Extracts from a graphics dataset
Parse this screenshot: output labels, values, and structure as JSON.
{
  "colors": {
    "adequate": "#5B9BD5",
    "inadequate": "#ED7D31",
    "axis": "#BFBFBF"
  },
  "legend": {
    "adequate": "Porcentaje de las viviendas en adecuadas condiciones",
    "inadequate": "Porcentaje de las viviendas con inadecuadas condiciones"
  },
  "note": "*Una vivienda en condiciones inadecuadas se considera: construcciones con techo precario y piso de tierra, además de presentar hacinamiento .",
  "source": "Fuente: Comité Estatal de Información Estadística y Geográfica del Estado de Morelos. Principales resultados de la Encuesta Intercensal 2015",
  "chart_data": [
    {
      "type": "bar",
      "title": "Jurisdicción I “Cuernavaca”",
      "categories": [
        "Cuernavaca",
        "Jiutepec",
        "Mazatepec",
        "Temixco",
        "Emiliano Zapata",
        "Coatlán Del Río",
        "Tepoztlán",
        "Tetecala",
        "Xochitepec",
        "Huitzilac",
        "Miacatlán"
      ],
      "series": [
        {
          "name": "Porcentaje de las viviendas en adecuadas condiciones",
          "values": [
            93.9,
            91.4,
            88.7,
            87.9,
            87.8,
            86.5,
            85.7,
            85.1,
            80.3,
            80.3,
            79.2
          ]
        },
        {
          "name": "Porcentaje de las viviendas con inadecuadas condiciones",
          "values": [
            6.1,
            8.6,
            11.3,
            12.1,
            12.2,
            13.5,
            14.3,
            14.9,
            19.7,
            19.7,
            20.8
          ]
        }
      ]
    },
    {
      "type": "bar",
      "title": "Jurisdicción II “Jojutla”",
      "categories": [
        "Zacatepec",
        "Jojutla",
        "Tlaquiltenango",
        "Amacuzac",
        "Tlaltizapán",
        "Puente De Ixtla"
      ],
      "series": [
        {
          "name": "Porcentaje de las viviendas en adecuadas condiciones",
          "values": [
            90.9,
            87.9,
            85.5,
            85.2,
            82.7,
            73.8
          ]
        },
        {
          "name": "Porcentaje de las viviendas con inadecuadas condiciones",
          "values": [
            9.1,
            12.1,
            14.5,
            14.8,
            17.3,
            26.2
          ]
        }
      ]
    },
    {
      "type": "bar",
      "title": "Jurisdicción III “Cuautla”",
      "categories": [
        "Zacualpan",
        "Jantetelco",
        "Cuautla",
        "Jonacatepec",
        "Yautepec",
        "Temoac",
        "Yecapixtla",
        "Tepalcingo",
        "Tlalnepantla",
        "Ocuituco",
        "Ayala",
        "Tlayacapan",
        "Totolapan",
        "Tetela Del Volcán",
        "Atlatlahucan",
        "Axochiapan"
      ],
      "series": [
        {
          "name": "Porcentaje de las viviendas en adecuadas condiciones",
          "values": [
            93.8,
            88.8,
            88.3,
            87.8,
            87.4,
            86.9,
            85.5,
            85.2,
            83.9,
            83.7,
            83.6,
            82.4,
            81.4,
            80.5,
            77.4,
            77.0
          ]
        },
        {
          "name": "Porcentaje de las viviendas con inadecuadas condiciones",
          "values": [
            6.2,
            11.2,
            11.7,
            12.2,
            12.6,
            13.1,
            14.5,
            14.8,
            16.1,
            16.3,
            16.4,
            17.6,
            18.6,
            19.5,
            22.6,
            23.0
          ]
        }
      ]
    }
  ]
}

◆ Stated goal: Make a copy of each line that contains the string "Cuernavaca".

◆ Exercise response:
      "title": "Jurisdicción I “Cuernavaca”",
        "Cuernavaca",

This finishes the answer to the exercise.